What the task requires:
Return the records in full, exactly as given.

Entries provided:

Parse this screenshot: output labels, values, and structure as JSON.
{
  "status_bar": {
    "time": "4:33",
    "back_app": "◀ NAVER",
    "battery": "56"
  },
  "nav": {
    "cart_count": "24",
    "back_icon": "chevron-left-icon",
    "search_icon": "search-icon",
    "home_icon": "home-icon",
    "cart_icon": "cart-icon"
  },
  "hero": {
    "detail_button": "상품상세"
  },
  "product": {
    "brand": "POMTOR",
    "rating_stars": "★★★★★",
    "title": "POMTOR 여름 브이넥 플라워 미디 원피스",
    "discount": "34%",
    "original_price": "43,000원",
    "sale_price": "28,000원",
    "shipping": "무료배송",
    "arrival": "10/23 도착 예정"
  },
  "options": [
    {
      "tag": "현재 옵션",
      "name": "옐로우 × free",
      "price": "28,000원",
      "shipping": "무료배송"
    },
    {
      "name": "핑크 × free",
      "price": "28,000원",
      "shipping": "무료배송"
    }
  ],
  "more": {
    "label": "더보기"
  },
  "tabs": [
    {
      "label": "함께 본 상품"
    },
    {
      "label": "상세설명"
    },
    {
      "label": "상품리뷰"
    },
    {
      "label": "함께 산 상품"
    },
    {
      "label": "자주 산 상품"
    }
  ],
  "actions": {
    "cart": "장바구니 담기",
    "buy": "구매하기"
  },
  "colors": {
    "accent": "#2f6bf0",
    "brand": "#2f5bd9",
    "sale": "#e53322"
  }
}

Completed task:
Parse this screenshot: output labels, values, and structure as JSON.
{
  "status_bar": {
    "time": "4:33",
    "back_app": "◀ NAVER",
    "battery": "56"
  },
  "nav": {
    "cart_count": "24",
    "back_icon": "chevron-left-icon",
    "search_icon": "search-icon",
    "home_icon": "home-icon",
    "cart_icon": "cart-icon"
  },
  "hero": {
    "detail_button": "상품상세"
  },
  "product": {
    "brand": "POMTOR",
    "rating_stars": "★★★★★",
    "title": "POMTOR 여름 브이넥 플라워 미디 원피스",
    "discount": "34%",
    "original_price": "43,000원",
    "sale_price": "28,000원",
    "shipping": "무료배송",
    "arrival": "10/23 도착 예정"
  },
  "options": [
    {
      "tag": "현재 옵션",
      "name": "옐로우 × free",
      "price": "28,000원",
      "shipping": "무료배송"
    },
    {
      "name": "핑크 × free",
      "price": "28,000원",
      "shipping": "무료배송"
    }
  ],
  "more": {
    "label": "더보기"
  },
  "tabs": [
    {
      "label": "함께 본 상품"
    },
    {
      "label": "상세설명"
    },
    {
      "label": "상품리뷰"
    },
    {
      "label": "함께 산 상품"
    },
    {
      "label": "자주 산 상품"
    }
  ],
  "actions": {
    "cart": "장바구니 담기",
    "buy": "구매하기"
  },
  "colors": {
    "accent": "#2f6bf0",
    "brand": "#2f5bd9",
    "sale": "#e53322"
  }
}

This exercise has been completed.